- [REQUIREMENTS]
Rewrite all of the records below with "Orang" substituted by "People" at every occurrence, keeping every other line the same, and omit the pictures from your output.

- [Element box annotations]
——————
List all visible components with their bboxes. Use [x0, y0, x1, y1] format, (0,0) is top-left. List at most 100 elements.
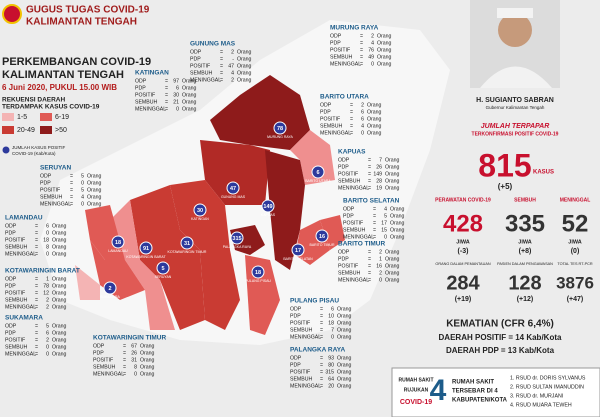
row-label: PDP	[5, 230, 16, 236]
row-label: PDP	[290, 313, 301, 319]
row-label: PDP	[343, 213, 354, 219]
hospital-box	[391, 367, 600, 417]
unit: Orang	[52, 223, 67, 229]
equals: =	[123, 364, 126, 370]
row-label: ODP	[135, 78, 147, 84]
row-label: ODP	[290, 306, 302, 312]
row-value: 47	[228, 63, 234, 69]
equals: =	[368, 256, 371, 262]
equals: =	[220, 56, 223, 62]
row-label: PDP	[330, 40, 341, 46]
row-value: 6	[361, 109, 364, 115]
equals: =	[70, 194, 73, 200]
row-value: 0	[371, 61, 374, 67]
unit: Orang	[377, 61, 392, 67]
row-label: SEMBUH	[190, 70, 212, 76]
row-value: 15	[381, 227, 387, 233]
unit: Orang	[385, 256, 400, 262]
marker-value: 149	[263, 204, 272, 210]
row-value: 26	[376, 164, 382, 170]
region-barito-timur	[320, 215, 345, 250]
equals: =	[165, 78, 168, 84]
row-value: 315	[325, 369, 334, 375]
stat2-delta: (+19)	[455, 296, 472, 303]
equals: =	[35, 344, 38, 350]
row-value: 0	[46, 230, 49, 236]
equals: =	[220, 49, 223, 55]
unit: Orang	[377, 33, 392, 39]
row-label: SEMBUH	[135, 99, 157, 105]
row-label: MENINGGAL	[190, 77, 221, 83]
unit: Orang	[182, 85, 197, 91]
map-marker	[291, 243, 305, 257]
unit: Orang	[385, 171, 400, 177]
map-region-name: SERUYAN	[155, 275, 172, 279]
legend-item: 1-5	[17, 114, 27, 121]
row-value: 2	[379, 249, 382, 255]
row-value: 4	[231, 70, 234, 76]
legend-item: >50	[55, 127, 67, 134]
hospital-desc: KABUPATEN/KOTA	[452, 398, 508, 404]
unit: Orang	[52, 304, 67, 310]
map-region-name: GUNUNG MAS	[221, 195, 246, 199]
unit: Orang	[367, 123, 382, 129]
marker-value: 91	[143, 246, 149, 252]
map-marker	[193, 203, 207, 217]
map-region-name: KOTAWARINGIN BARAT	[126, 255, 166, 259]
row-value: 80	[328, 362, 334, 368]
hospital-desc: TERSEBAR DI 4	[452, 389, 498, 395]
unit: Orang	[87, 201, 102, 207]
unit: Orang	[385, 164, 400, 170]
hospital-label: RUJUKAN	[404, 387, 429, 393]
row-label: POSITIF	[338, 171, 358, 177]
region-name: KOTAWARINGIN TIMUR	[93, 335, 166, 342]
photo-cap	[497, 8, 533, 18]
row-label: ODP	[338, 157, 350, 163]
equals: =	[360, 33, 363, 39]
row-label: MENINGGAL	[290, 334, 321, 340]
row-label: PDP	[190, 56, 201, 62]
map-marker	[111, 235, 125, 249]
map	[75, 75, 345, 335]
map-region-name: BARITO TIMUR	[310, 243, 335, 247]
equals: =	[35, 276, 38, 282]
row-label: SEMBUH	[290, 376, 312, 382]
row-label: MENINGGAL	[5, 251, 36, 257]
row-value: 8	[134, 364, 137, 370]
equals: =	[368, 164, 371, 170]
unit: Orang	[182, 92, 197, 98]
row-value: 26	[131, 350, 137, 356]
legend-swatch	[40, 126, 52, 134]
row-value: 0	[134, 371, 137, 377]
row-label: ODP	[93, 343, 105, 349]
unit: Orang	[140, 350, 155, 356]
equals: =	[165, 92, 168, 98]
row-value: 78	[43, 283, 49, 289]
row-value: 2	[46, 337, 49, 343]
row-label: SEMBUH	[5, 244, 27, 250]
unit: Orang	[390, 227, 405, 233]
map-region-name: KAPUAS	[261, 213, 276, 217]
daerah-pdp: DAERAH PDP = 13 Kab/Kota	[446, 346, 555, 355]
equals: =	[35, 337, 38, 343]
stat2-label: TOTAL TES RT-PCR	[557, 262, 592, 266]
equals: =	[123, 357, 126, 363]
region-gunung-mas	[200, 140, 270, 205]
stat2-value: 3876	[556, 273, 594, 292]
equals: =	[350, 102, 353, 108]
row-value: -	[232, 56, 234, 62]
row-value: 5	[81, 187, 84, 193]
summary-subheading: TERKONFIRMASI POSITIF COVID-19	[472, 131, 559, 137]
row-value: 19	[376, 185, 382, 191]
row-label: POSITIF	[40, 187, 60, 193]
unit: Orang	[182, 106, 197, 112]
equals: =	[320, 334, 323, 340]
unit: Orang	[337, 355, 352, 361]
unit: Orang	[52, 337, 67, 343]
equals: =	[360, 40, 363, 46]
equals: =	[350, 109, 353, 115]
row-label: SEMBUH	[338, 178, 360, 184]
equals: =	[35, 251, 38, 257]
row-value: 5	[81, 173, 84, 179]
row-value: 0	[46, 351, 49, 357]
——————
- [RESPONSE TO THE EXERCISE]
List all visible components with their bboxes. Use [x0, y0, x1, y1] format, (0,0) is top-left. List at most 100 elements.
row-label: PDP	[5, 230, 16, 236]
row-label: PDP	[290, 313, 301, 319]
row-label: PDP	[343, 213, 354, 219]
hospital-box	[391, 367, 600, 417]
unit: People	[52, 223, 67, 229]
equals: =	[123, 364, 126, 370]
row-label: ODP	[135, 78, 147, 84]
row-label: ODP	[290, 306, 302, 312]
row-value: 47	[228, 63, 234, 69]
equals: =	[368, 256, 371, 262]
equals: =	[220, 56, 223, 62]
row-label: PDP	[330, 40, 341, 46]
row-value: 6	[361, 109, 364, 115]
equals: =	[70, 194, 73, 200]
row-value: 0	[371, 61, 374, 67]
unit: People	[377, 61, 392, 67]
row-label: SEMBUH	[190, 70, 212, 76]
row-value: 15	[381, 227, 387, 233]
unit: People	[385, 256, 400, 262]
marker-value: 149	[263, 204, 272, 210]
row-value: 26	[376, 164, 382, 170]
region-barito-timur	[320, 215, 345, 250]
equals: =	[165, 78, 168, 84]
row-value: 315	[325, 369, 334, 375]
stat2-delta: (+19)	[455, 296, 472, 303]
equals: =	[35, 344, 38, 350]
row-value: 0	[46, 230, 49, 236]
equals: =	[220, 49, 223, 55]
unit: People	[377, 33, 392, 39]
row-label: SEMBUH	[135, 99, 157, 105]
row-label: MENINGGAL	[190, 77, 221, 83]
unit: People	[182, 85, 197, 91]
map-marker	[291, 243, 305, 257]
unit: People	[385, 171, 400, 177]
map-region-name: SERUYAN	[155, 275, 172, 279]
legend-item: 1-5	[17, 114, 27, 121]
row-value: 2	[379, 249, 382, 255]
row-value: 4	[231, 70, 234, 76]
legend-item: >50	[55, 127, 67, 134]
hospital-desc: KABUPATEN/KOTA	[452, 398, 508, 404]
unit: People	[52, 304, 67, 310]
map-region-name: GUNUNG MAS	[221, 195, 246, 199]
unit: People	[367, 123, 382, 129]
marker-value: 91	[143, 246, 149, 252]
map-marker	[193, 203, 207, 217]
map-region-name: KOTAWARINGIN BARAT	[126, 255, 166, 259]
row-value: 80	[328, 362, 334, 368]
hospital-desc: TERSEBAR DI 4	[452, 389, 498, 395]
unit: People	[87, 201, 102, 207]
unit: People	[385, 164, 400, 170]
hospital-label: RUJUKAN	[404, 387, 429, 393]
row-label: POSITIF	[338, 171, 358, 177]
region-name: KOTAWARINGIN TIMUR	[93, 335, 166, 342]
photo-cap	[497, 8, 533, 18]
row-label: ODP	[338, 157, 350, 163]
equals: =	[360, 33, 363, 39]
row-label: MENINGGAL	[290, 334, 321, 340]
row-label: PDP	[190, 56, 201, 62]
map-marker	[111, 235, 125, 249]
map	[75, 75, 345, 335]
map-region-name: BARITO TIMUR	[310, 243, 335, 247]
equals: =	[35, 276, 38, 282]
row-label: SEMBUH	[290, 376, 312, 382]
row-label: MENINGGAL	[5, 251, 36, 257]
row-value: 8	[134, 364, 137, 370]
equals: =	[368, 164, 371, 170]
unit: People	[182, 92, 197, 98]
row-value: 26	[131, 350, 137, 356]
legend-swatch	[40, 126, 52, 134]
row-value: 0	[134, 371, 137, 377]
row-label: ODP	[93, 343, 105, 349]
unit: People	[140, 350, 155, 356]
equals: =	[165, 92, 168, 98]
row-value: 78	[43, 283, 49, 289]
row-value: 2	[46, 337, 49, 343]
row-label: SEMBUH	[5, 244, 27, 250]
unit: People	[390, 227, 405, 233]
map-region-name: KAPUAS	[261, 213, 276, 217]
daerah-pdp: DAERAH PDP = 13 Kab/Kota	[446, 346, 555, 355]
equals: =	[35, 337, 38, 343]
stat2-label: TOTAL TES RT-PCR	[557, 262, 592, 266]
equals: =	[123, 357, 126, 363]
region-gunung-mas	[200, 140, 270, 205]
stat2-value: 3876	[556, 273, 594, 292]
equals: =	[350, 102, 353, 108]
row-value: -	[232, 56, 234, 62]
row-value: 5	[81, 187, 84, 193]
summary-subheading: TERKONFIRMASI POSITIF COVID-19	[472, 131, 559, 137]
row-value: 19	[376, 185, 382, 191]
row-label: POSITIF	[40, 187, 60, 193]
unit: People	[182, 106, 197, 112]
equals: =	[320, 334, 323, 340]
unit: People	[337, 355, 352, 361]
unit: People	[52, 337, 67, 343]
equals: =	[360, 40, 363, 46]
equals: =	[350, 109, 353, 115]
row-label: SEMBUH	[338, 178, 360, 184]
equals: =	[35, 251, 38, 257]
row-value: 5	[81, 173, 84, 179]
row-value: 0	[46, 351, 49, 357]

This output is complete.